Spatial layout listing
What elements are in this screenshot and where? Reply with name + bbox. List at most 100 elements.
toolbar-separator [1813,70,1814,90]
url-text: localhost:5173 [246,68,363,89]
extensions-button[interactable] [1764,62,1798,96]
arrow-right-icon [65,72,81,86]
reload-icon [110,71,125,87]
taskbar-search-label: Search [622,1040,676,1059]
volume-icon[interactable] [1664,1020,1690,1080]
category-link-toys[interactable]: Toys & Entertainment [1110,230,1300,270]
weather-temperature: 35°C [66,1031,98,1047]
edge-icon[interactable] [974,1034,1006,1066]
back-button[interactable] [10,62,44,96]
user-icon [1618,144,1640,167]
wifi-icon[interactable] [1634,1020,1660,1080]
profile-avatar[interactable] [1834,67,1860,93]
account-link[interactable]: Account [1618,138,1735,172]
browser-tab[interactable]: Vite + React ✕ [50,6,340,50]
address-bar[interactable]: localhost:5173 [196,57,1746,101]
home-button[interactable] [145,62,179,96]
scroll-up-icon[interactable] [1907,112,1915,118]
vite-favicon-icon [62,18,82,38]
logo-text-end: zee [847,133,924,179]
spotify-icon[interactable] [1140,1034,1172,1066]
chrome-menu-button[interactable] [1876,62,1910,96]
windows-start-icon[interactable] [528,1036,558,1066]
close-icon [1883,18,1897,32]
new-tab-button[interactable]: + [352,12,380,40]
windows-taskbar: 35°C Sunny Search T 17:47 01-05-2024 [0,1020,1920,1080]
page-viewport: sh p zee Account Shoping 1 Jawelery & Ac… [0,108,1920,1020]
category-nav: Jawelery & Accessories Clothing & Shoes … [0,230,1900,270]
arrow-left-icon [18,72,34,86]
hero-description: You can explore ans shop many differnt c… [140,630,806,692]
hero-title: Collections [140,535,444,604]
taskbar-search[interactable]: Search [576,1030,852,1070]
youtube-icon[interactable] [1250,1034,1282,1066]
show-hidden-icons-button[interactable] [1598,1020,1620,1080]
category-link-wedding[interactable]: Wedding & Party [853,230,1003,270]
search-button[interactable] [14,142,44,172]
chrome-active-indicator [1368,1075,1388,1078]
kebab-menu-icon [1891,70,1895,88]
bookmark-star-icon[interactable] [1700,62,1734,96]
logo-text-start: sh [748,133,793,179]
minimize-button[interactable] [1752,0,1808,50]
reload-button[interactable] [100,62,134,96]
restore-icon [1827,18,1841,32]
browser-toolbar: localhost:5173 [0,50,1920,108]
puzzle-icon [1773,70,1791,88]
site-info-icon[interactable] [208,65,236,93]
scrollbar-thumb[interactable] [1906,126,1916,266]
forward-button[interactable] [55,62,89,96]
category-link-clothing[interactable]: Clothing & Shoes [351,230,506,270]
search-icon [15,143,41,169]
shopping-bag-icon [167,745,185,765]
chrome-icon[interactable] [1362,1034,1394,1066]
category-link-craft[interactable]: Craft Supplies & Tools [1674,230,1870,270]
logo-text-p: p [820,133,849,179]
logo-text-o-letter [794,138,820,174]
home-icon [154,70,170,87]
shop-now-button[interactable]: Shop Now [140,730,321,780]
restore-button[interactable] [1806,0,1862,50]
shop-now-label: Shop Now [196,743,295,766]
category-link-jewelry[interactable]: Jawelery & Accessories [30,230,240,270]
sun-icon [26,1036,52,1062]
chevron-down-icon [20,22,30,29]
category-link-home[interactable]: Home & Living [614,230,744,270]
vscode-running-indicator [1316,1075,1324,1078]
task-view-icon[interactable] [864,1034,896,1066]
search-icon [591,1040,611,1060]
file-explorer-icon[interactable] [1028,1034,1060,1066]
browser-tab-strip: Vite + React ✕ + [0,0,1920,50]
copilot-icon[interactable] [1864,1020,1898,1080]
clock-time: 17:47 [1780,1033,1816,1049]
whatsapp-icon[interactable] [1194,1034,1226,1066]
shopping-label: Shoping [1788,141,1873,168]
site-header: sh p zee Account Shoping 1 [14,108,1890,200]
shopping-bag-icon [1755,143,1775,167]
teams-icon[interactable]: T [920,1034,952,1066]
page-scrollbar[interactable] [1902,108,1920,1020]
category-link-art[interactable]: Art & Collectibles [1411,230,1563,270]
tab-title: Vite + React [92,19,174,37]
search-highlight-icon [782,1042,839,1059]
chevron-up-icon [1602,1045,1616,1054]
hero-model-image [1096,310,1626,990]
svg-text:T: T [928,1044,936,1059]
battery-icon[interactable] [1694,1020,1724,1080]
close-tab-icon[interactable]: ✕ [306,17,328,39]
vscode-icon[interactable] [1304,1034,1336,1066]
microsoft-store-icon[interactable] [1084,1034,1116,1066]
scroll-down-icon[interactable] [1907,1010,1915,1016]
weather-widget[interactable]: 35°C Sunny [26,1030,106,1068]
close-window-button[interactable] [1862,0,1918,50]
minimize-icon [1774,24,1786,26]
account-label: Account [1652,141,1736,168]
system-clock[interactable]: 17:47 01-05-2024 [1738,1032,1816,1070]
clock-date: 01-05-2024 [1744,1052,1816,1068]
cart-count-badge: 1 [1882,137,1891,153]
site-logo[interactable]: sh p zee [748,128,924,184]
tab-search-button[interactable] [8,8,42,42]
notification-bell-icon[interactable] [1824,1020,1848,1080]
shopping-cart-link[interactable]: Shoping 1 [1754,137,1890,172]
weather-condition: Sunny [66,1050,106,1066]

Work to be completed:
Update the listing from its first line through the line containing "wifi-icon[interactable] [1634,1020,1660,1080]", replacing "Toys & Entertainment" with "Toys & Games" and leaving everything else unchanged.

Problem solution:
What elements are in this screenshot and where? Reply with name + bbox. List at most 100 elements.
toolbar-separator [1813,70,1814,90]
url-text: localhost:5173 [246,68,363,89]
extensions-button[interactable] [1764,62,1798,96]
arrow-right-icon [65,72,81,86]
reload-icon [110,71,125,87]
taskbar-search-label: Search [622,1040,676,1059]
volume-icon[interactable] [1664,1020,1690,1080]
category-link-toys[interactable]: Toys & Games [1110,230,1300,270]
weather-temperature: 35°C [66,1031,98,1047]
edge-icon[interactable] [974,1034,1006,1066]
back-button[interactable] [10,62,44,96]
user-icon [1618,144,1640,167]
wifi-icon[interactable] [1634,1020,1660,1080]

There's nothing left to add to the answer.